From the line with "Extract the structured" through the final line, transcribe the material below character for character; include no other lines.

Collection entries

--------------------

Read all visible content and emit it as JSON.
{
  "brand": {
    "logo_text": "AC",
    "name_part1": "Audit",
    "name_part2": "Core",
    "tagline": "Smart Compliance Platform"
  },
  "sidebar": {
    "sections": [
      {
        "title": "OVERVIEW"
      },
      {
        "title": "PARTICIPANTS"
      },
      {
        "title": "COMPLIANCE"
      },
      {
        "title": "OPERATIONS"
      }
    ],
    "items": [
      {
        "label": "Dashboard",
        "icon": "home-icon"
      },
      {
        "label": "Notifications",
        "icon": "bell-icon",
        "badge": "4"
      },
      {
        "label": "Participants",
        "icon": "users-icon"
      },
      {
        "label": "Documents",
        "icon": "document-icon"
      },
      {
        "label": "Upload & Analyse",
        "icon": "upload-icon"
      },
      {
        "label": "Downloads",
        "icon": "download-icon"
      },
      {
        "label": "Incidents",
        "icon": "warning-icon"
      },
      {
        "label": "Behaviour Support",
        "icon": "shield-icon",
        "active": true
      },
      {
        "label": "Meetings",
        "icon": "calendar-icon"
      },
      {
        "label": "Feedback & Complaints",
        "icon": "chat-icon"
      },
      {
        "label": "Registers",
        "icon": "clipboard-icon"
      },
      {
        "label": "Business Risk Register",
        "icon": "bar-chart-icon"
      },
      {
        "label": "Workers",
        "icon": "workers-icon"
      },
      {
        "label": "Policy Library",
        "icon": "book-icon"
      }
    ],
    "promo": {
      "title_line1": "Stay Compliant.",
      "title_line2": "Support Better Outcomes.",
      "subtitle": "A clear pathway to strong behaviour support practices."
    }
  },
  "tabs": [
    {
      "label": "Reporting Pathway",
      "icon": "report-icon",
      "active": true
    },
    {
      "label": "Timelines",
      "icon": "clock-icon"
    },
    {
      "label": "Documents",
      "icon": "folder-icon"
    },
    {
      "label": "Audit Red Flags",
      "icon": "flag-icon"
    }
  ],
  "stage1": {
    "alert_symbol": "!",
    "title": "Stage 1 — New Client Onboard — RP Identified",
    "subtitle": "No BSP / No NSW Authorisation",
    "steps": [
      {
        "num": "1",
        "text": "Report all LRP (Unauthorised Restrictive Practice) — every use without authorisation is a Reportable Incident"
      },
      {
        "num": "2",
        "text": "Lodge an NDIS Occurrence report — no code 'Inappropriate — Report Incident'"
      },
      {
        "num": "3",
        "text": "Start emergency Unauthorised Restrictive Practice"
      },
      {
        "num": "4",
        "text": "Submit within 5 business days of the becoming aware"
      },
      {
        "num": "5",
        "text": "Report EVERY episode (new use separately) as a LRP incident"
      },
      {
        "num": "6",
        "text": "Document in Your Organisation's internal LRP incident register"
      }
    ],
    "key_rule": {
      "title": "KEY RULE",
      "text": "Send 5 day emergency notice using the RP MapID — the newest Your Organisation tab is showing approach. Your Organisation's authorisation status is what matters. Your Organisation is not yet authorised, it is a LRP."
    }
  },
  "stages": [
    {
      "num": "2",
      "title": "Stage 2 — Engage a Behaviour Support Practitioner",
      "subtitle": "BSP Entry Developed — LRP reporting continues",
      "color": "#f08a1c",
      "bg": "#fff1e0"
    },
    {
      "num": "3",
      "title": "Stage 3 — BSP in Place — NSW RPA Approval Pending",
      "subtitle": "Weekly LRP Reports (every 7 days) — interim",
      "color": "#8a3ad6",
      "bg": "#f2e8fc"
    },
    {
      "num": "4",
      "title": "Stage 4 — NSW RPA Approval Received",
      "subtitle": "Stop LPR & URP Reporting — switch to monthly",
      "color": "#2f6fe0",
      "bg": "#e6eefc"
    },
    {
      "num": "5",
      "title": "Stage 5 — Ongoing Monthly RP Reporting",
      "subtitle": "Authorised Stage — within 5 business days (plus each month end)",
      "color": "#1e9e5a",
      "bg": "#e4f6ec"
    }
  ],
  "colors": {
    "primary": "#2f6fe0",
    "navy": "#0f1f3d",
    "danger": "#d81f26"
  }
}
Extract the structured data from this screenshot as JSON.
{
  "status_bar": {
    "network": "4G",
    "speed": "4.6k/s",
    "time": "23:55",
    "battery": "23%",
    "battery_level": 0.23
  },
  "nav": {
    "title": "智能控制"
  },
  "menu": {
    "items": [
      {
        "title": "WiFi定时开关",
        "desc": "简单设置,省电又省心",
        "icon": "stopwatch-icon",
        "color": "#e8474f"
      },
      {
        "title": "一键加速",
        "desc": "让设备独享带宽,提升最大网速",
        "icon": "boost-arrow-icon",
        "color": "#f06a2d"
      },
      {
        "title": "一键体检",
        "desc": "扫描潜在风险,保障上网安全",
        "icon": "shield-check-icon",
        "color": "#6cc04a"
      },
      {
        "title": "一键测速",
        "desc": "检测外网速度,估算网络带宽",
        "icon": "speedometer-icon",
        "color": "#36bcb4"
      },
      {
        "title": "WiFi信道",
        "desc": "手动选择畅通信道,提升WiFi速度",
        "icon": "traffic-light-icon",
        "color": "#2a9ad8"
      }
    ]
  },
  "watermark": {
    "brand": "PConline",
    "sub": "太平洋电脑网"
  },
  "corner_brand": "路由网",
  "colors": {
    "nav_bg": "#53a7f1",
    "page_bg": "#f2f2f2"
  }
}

--------------------

• **RESULT OF THE TASK**:
Extract the structured data from this screenshot as JSON.
{
  "status_bar": {
    "network": "4G",
    "speed": "4.6k/s",
    "time": "23:55",
    "battery": "23%",
    "battery_level": 0.23
  },
  "nav": {
    "title": "智能控制"
  },
  "menu": {
    "items": [
      {
        "title": "WiFi定时开关",
        "desc": "简单设置,省电又省心",
        "icon": "stopwatch-icon",
        "color": "#e8474f"
      },
      {
        "title": "一键加速",
        "desc": "让设备独享带宽,提升最大网速",
        "icon": "boost-arrow-icon",
        "color": "#f06a2d"
      },
      {
        "title": "一键体检",
        "desc": "扫描潜在风险,保障上网安全",
        "icon": "shield-check-icon",
        "color": "#6cc04a"
      },
      {
        "title": "一键测速",
        "desc": "检测外网速度,估算网络带宽",
        "icon": "speedometer-icon",
        "color": "#36bcb4"
      },
      {
        "title": "WiFi信道",
        "desc": "手动选择畅通信道,提升WiFi速度",
        "icon": "traffic-light-icon",
        "color": "#2a9ad8"
      }
    ]
  },
  "watermark": {
    "brand": "PConline",
    "sub": "太平洋电脑网"
  },
  "corner_brand": "路由网",
  "colors": {
    "nav_bg": "#53a7f1",
    "page_bg": "#f2f2f2"
  }
}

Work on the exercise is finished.